**Records**
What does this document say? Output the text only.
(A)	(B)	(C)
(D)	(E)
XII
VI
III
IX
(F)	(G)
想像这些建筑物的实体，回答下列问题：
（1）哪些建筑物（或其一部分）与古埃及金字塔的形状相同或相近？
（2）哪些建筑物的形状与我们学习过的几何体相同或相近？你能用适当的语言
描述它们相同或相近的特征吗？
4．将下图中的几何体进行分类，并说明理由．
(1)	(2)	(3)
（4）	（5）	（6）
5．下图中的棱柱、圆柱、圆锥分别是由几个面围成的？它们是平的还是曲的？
...
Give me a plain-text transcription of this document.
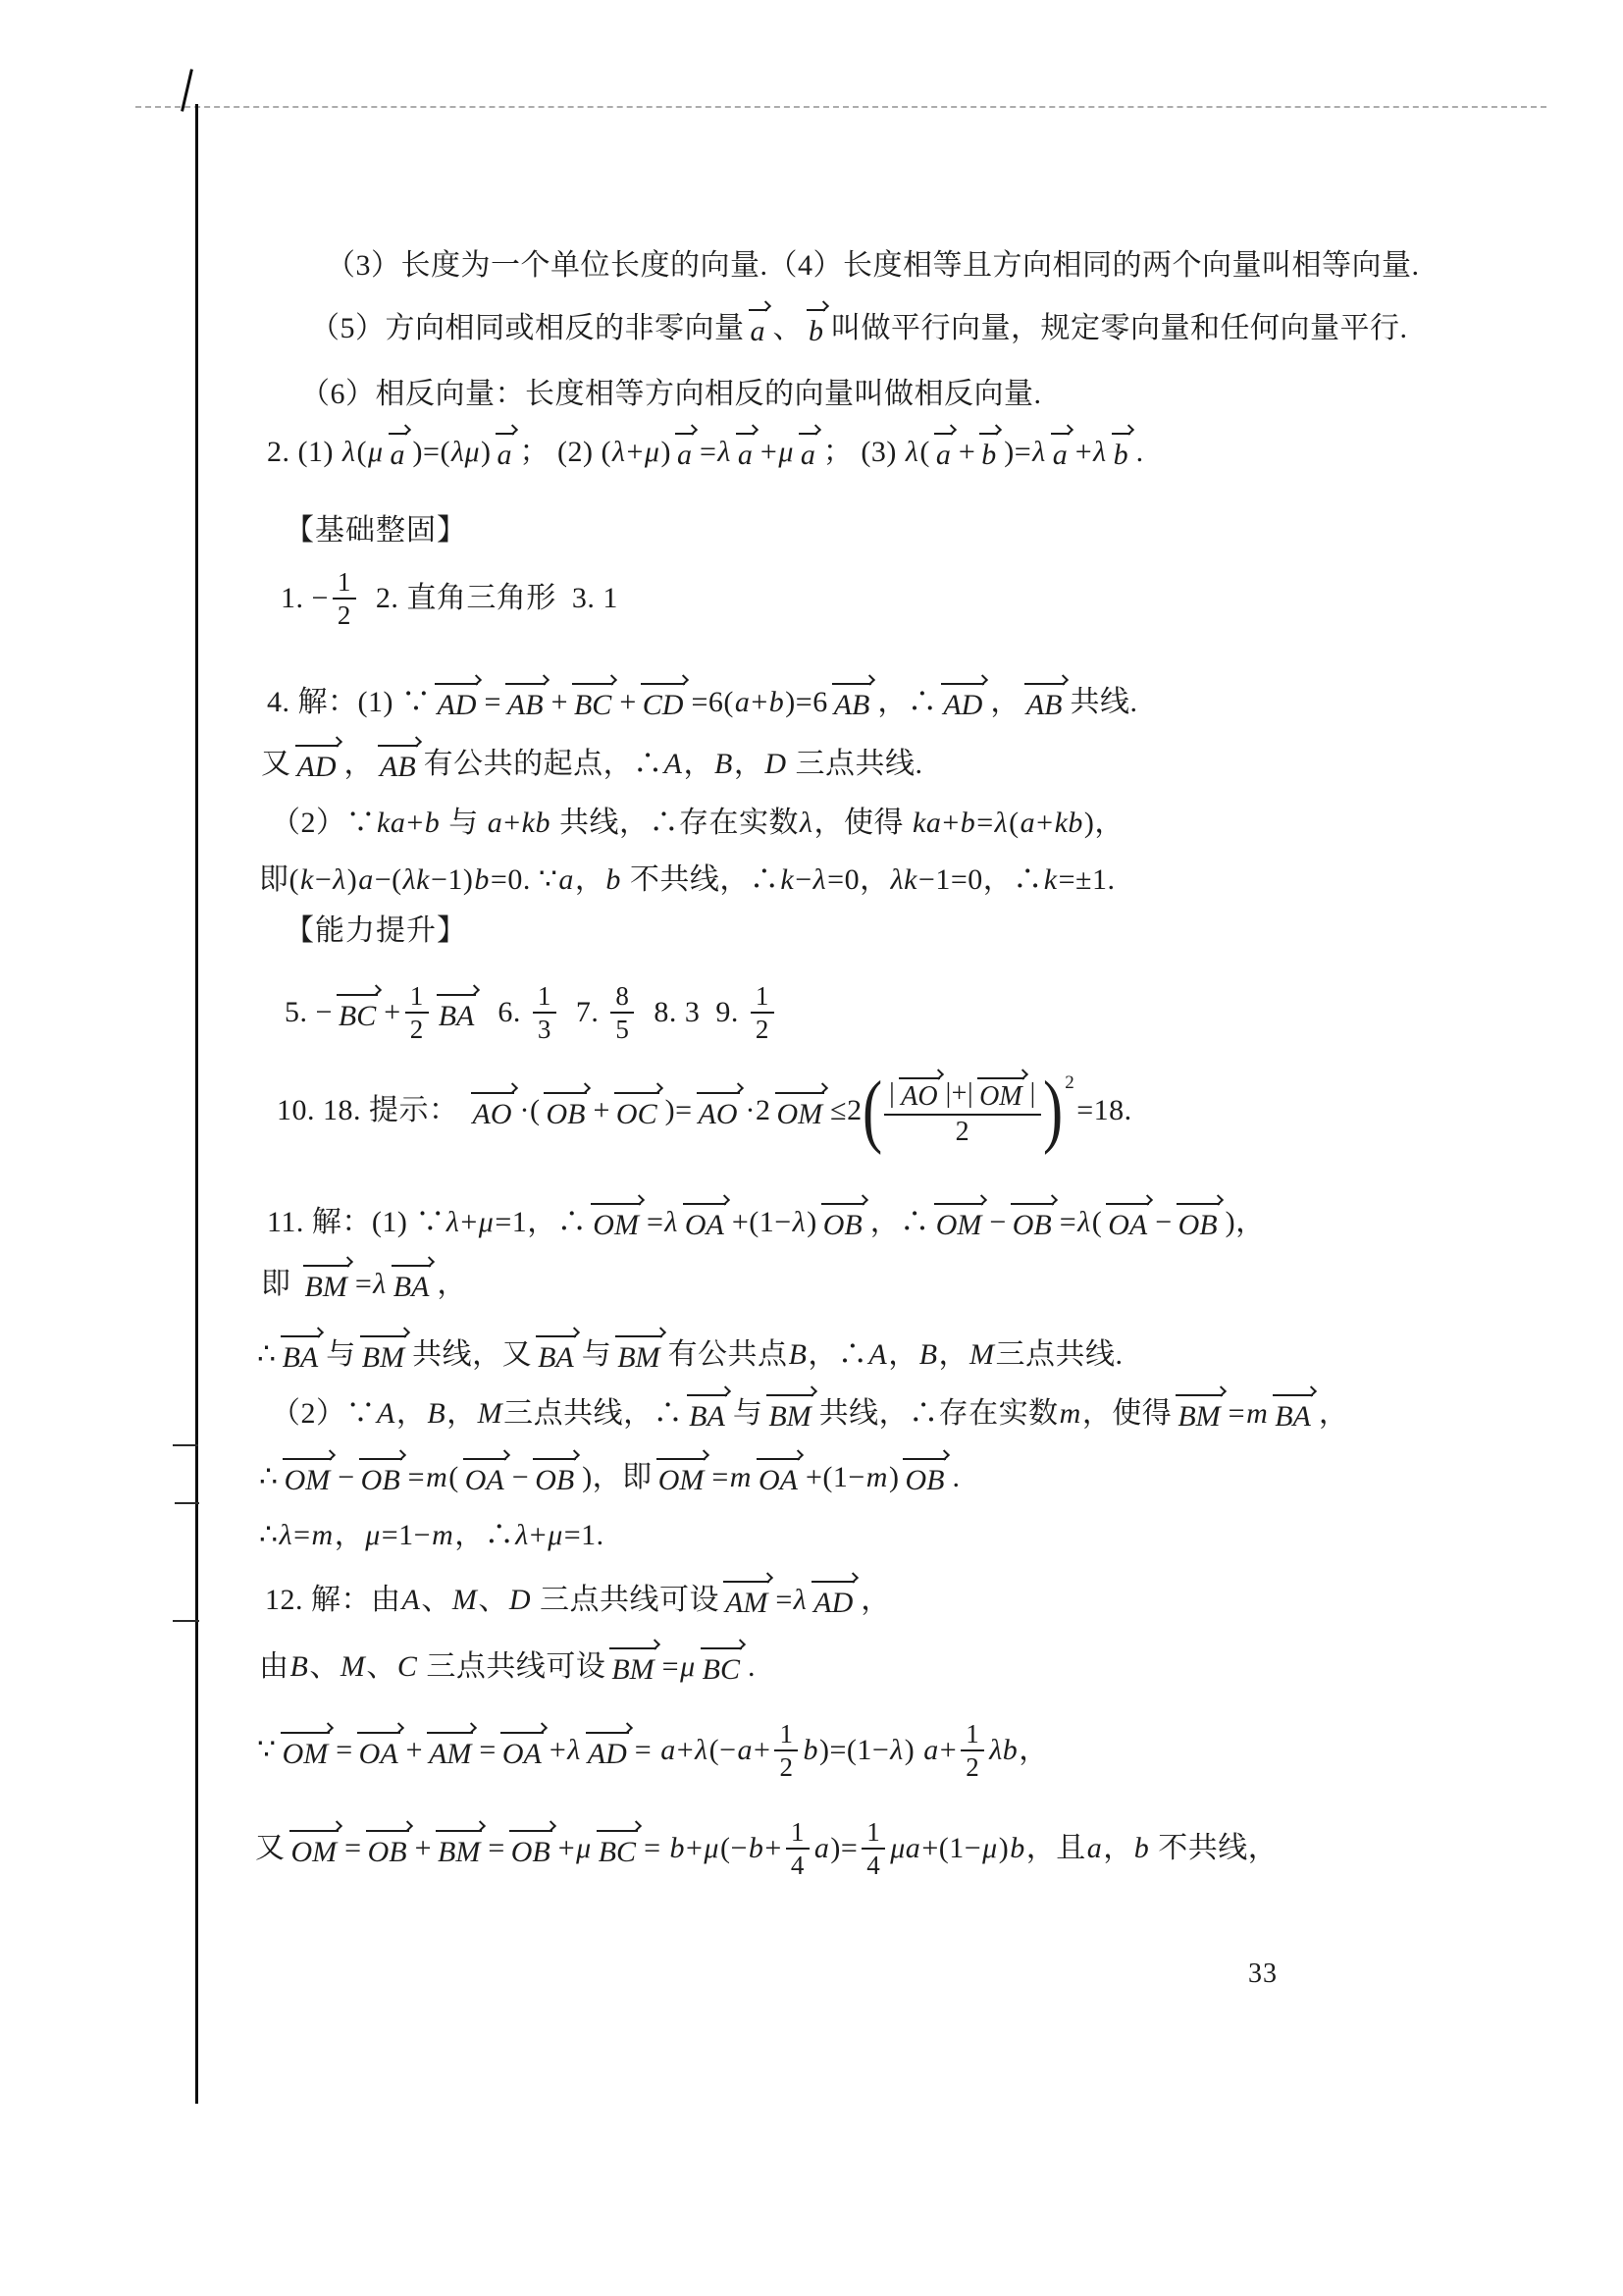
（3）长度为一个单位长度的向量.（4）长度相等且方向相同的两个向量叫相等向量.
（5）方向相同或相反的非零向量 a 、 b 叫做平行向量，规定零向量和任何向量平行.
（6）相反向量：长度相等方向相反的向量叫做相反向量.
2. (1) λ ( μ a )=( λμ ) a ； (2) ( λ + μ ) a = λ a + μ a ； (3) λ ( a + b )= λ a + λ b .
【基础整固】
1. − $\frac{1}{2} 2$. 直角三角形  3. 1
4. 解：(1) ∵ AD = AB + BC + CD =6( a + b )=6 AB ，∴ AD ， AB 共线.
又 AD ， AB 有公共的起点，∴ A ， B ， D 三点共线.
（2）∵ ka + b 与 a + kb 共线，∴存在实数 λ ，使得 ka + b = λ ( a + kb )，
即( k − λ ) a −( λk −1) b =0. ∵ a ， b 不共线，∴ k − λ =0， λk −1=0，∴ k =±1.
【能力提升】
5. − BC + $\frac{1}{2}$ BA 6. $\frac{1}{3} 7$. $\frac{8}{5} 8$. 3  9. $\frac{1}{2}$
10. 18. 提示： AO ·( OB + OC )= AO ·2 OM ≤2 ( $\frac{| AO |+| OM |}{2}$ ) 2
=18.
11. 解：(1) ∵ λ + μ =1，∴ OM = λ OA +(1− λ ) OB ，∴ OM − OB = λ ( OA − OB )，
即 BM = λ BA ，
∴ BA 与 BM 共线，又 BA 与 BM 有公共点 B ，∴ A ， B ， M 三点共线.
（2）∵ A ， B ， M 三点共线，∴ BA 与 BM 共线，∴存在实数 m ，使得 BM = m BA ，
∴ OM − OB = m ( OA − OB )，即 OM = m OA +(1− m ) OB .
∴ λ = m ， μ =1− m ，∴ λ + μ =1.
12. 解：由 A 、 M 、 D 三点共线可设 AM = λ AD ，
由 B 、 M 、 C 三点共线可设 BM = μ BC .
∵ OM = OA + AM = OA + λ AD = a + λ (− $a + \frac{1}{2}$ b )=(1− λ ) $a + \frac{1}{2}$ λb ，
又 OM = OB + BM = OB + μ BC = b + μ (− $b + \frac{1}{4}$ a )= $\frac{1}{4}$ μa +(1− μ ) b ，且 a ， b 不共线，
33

**Required work**
Tell how many lines hold the string "this", giving the number and nothing else.

**Expected output**
2